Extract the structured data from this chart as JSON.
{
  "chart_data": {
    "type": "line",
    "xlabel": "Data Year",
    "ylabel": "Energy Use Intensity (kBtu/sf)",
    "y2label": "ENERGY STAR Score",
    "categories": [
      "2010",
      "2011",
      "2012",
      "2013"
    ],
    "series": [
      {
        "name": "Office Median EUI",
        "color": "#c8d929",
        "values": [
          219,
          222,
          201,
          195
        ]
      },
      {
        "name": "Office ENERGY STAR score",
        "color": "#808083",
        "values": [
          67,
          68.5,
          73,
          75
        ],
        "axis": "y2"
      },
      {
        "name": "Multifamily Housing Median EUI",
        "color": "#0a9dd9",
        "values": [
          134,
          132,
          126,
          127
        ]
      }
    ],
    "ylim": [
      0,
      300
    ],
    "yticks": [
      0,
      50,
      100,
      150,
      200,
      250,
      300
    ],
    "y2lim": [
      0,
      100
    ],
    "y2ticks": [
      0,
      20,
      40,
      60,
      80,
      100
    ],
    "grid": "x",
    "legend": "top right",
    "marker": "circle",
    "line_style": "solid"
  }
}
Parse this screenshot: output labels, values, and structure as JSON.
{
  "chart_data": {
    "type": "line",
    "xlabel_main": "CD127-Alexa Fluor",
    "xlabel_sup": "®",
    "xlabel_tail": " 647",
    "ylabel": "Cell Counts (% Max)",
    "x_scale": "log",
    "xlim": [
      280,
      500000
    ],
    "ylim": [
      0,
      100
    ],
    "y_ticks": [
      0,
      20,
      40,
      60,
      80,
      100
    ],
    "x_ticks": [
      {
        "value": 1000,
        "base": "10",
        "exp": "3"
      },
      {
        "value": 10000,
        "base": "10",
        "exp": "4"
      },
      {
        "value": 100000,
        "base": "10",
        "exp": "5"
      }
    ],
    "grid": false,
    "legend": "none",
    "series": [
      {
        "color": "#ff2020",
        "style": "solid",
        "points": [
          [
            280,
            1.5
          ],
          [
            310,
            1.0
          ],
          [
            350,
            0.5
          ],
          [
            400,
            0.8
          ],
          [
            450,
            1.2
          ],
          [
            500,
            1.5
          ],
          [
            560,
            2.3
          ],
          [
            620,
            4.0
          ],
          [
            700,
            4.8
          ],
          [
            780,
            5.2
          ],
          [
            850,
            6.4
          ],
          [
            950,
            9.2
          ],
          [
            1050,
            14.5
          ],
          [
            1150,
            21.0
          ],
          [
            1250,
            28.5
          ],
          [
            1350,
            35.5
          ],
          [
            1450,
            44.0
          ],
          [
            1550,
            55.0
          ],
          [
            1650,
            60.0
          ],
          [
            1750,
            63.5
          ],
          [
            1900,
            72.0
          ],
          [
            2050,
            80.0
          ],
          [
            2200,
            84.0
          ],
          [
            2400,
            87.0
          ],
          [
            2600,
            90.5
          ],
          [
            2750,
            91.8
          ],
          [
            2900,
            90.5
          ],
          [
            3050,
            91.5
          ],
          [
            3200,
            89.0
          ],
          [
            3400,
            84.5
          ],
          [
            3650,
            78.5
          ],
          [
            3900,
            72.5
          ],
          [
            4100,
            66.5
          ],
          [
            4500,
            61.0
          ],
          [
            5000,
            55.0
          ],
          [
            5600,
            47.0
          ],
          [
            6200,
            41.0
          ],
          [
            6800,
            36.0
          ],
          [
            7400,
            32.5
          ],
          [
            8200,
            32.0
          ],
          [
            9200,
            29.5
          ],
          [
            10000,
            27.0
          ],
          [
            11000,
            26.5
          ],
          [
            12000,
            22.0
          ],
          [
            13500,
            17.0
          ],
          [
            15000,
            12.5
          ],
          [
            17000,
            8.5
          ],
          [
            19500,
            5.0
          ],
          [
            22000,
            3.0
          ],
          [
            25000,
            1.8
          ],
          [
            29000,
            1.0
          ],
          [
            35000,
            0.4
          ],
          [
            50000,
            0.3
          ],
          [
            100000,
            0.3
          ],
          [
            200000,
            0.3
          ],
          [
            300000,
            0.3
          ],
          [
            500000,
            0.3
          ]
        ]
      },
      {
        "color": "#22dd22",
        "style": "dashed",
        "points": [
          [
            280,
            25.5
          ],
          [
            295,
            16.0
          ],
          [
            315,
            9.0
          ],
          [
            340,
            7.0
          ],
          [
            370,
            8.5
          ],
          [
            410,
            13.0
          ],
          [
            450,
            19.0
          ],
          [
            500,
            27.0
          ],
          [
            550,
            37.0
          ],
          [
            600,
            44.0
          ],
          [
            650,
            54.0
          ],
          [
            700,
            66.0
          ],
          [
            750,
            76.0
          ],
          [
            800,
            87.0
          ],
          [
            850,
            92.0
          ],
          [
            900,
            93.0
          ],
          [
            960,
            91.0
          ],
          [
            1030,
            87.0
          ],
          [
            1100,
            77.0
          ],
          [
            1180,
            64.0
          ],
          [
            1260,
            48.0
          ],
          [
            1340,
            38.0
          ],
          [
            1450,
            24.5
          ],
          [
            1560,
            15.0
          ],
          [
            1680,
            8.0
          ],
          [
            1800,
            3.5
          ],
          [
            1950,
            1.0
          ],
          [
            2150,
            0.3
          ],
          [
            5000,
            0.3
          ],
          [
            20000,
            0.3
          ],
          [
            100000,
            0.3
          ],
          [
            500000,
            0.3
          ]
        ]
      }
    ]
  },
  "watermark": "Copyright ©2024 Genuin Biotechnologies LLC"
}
◇ ◇ ◇ ◇
→ **What you need to do**
Tell how many lines contain the word "color", using only the number.

→ **Exercise solution**
5